**What is required**
Please give the entries again in full and exactly, without any picture.

**Record extracts**
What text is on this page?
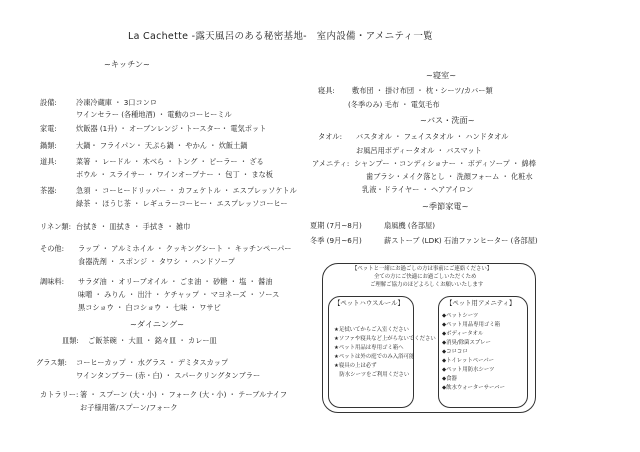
La Cachette -露天風呂のある秘密基地-　室内設備・アメニティ一覧
~キッチン~
設備:	冷凍冷蔵庫 ・ 3口コンロ
ワインセラー (各種地酒) ・ 電動のコーヒーミル
家電:	炊飯器 (1升) ・ オーブンレンジ・トースター・ 電気ポット
鍋類:	大鍋・ フライパン・ 天ぷら鍋 ・ やかん ・ 炊飯土鍋
道具:	菜箸 ・ レードル ・ 木べら ・ トング ・ ピーラー ・ ざる
ボウル ・ スライサー ・ ワインオープナー ・ 包丁 ・ まな板
茶器:	急須 ・ コーヒードリッパー ・ カフェケトル ・ エスプレッソケトル
緑茶 ・ ほうじ茶 ・ レギュラーコーヒー・ エスプレッソコーヒー
リネン類: 台拭き ・ 皿拭き ・ 手拭き ・ 雑巾
その他: ラップ ・ アルミホイル ・ クッキングシート ・ キッチンペーパー
食器洗剤 ・ スポンジ ・ タワシ ・ ハンドソープ
調味料: サラダ油 ・ オリーブオイル ・ ごま油 ・ 砂糖 ・ 塩 ・ 醤油
味噌 ・ みりん ・ 出汁 ・ ケチャップ ・ マヨネーズ ・ ソース
黒コショウ ・ 白コショウ ・ 七味 ・ ワサビ
~ダイニング~
皿類: ご飯茶碗 ・ 大皿 ・ 銘々皿 ・ カレー皿
グラス類: コーヒーカップ ・ 水グラス ・ デミタスカップ
ワインタンブラー (赤・白) ・ スパークリングタンブラー
カトラリー: 箸 ・ スプーン (大・小) ・ フォーク (大・小) ・ テーブルナイフ
お子様用箸/スプーン/フォーク
~寝室~
寝具: 敷布団 ・ 掛け布団 ・ 枕・シーツ/カバー類
(冬季のみ) 毛布 ・ 電気毛布
~バス・洗面~
タオル: バスタオル ・ フェイスタオル ・ ハンドタオル
お風呂用ボディータオル ・ バスマット
アメニティ: シャンプー ・コンディショナー ・ ボディソープ ・ 綿棒
歯ブラシ・メイク落とし ・ 洗顔フォーム ・ 化粧水
乳液・ドライヤー ・ ヘアアイロン
~季節家電~
夏期 (7月~8月)	扇風機 (各部屋)
冬季 (9月~6月)	薪ストーブ (LDK) 石油ファンヒーター (各部屋)
【ペットと一緒にお過ごしの方は事前にご連絡ください】
全ての方にご快適にお過ごしいただくため
ご理解ご協力のほどよろしくお願いいたします
【ペットハウスルール】
★足拭いてからご入室ください
★ソファや寝具など上がらないでください
★ペット用品は専用ゴミ箱へ
★ペットは外の庭でのみ入浴可能
★寝具の上は必ず
　防水シーツをご利用ください
【ペット用アメニティ】
◆ペットシーツ
◆ペット用品専用ゴミ箱
◆ボディータオル
◆消臭/除菌スプレー
◆コロコロ
◆トイレットペーパー
◆ペット用防水シーツ
◆食器
◆飲水ウォーターサーバー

**Result of the exercise**
What text is on this page?
La Cachette -露天風呂のある秘密基地-　室内設備・アメニティ一覧
~キッチン~
設備:	冷凍冷蔵庫 ・ 3口コンロ
ワインセラー (各種地酒) ・ 電動のコーヒーミル
家電:	炊飯器 (1升) ・ オーブンレンジ・トースター・ 電気ポット
鍋類:	大鍋・ フライパン・ 天ぷら鍋 ・ やかん ・ 炊飯土鍋
道具:	菜箸 ・ レードル ・ 木べら ・ トング ・ ピーラー ・ ざる
ボウル ・ スライサー ・ ワインオープナー ・ 包丁 ・ まな板
茶器:	急須 ・ コーヒードリッパー ・ カフェケトル ・ エスプレッソケトル
緑茶 ・ ほうじ茶 ・ レギュラーコーヒー・ エスプレッソコーヒー
リネン類: 台拭き ・ 皿拭き ・ 手拭き ・ 雑巾
その他: ラップ ・ アルミホイル ・ クッキングシート ・ キッチンペーパー
食器洗剤 ・ スポンジ ・ タワシ ・ ハンドソープ
調味料: サラダ油 ・ オリーブオイル ・ ごま油 ・ 砂糖 ・ 塩 ・ 醤油
味噌 ・ みりん ・ 出汁 ・ ケチャップ ・ マヨネーズ ・ ソース
黒コショウ ・ 白コショウ ・ 七味 ・ ワサビ
~ダイニング~
皿類: ご飯茶碗 ・ 大皿 ・ 銘々皿 ・ カレー皿
グラス類: コーヒーカップ ・ 水グラス ・ デミタスカップ
ワインタンブラー (赤・白) ・ スパークリングタンブラー
カトラリー: 箸 ・ スプーン (大・小) ・ フォーク (大・小) ・ テーブルナイフ
お子様用箸/スプーン/フォーク
~寝室~
寝具: 敷布団 ・ 掛け布団 ・ 枕・シーツ/カバー類
(冬季のみ) 毛布 ・ 電気毛布
~バス・洗面~
タオル: バスタオル ・ フェイスタオル ・ ハンドタオル
お風呂用ボディータオル ・ バスマット
アメニティ: シャンプー ・コンディショナー ・ ボディソープ ・ 綿棒
歯ブラシ・メイク落とし ・ 洗顔フォーム ・ 化粧水
乳液・ドライヤー ・ ヘアアイロン
~季節家電~
夏期 (7月~8月)	扇風機 (各部屋)
冬季 (9月~6月)	薪ストーブ (LDK) 石油ファンヒーター (各部屋)
【ペットと一緒にお過ごしの方は事前にご連絡ください】
全ての方にご快適にお過ごしいただくため
ご理解ご協力のほどよろしくお願いいたします
【ペットハウスルール】
★足拭いてからご入室ください
★ソファや寝具など上がらないでください
★ペット用品は専用ゴミ箱へ
★ペットは外の庭でのみ入浴可能
★寝具の上は必ず
　防水シーツをご利用ください
【ペット用アメニティ】
◆ペットシーツ
◆ペット用品専用ゴミ箱
◆ボディータオル
◆消臭/除菌スプレー
◆コロコロ
◆トイレットペーパー
◆ペット用防水シーツ
◆食器
◆飲水ウォーターサーバー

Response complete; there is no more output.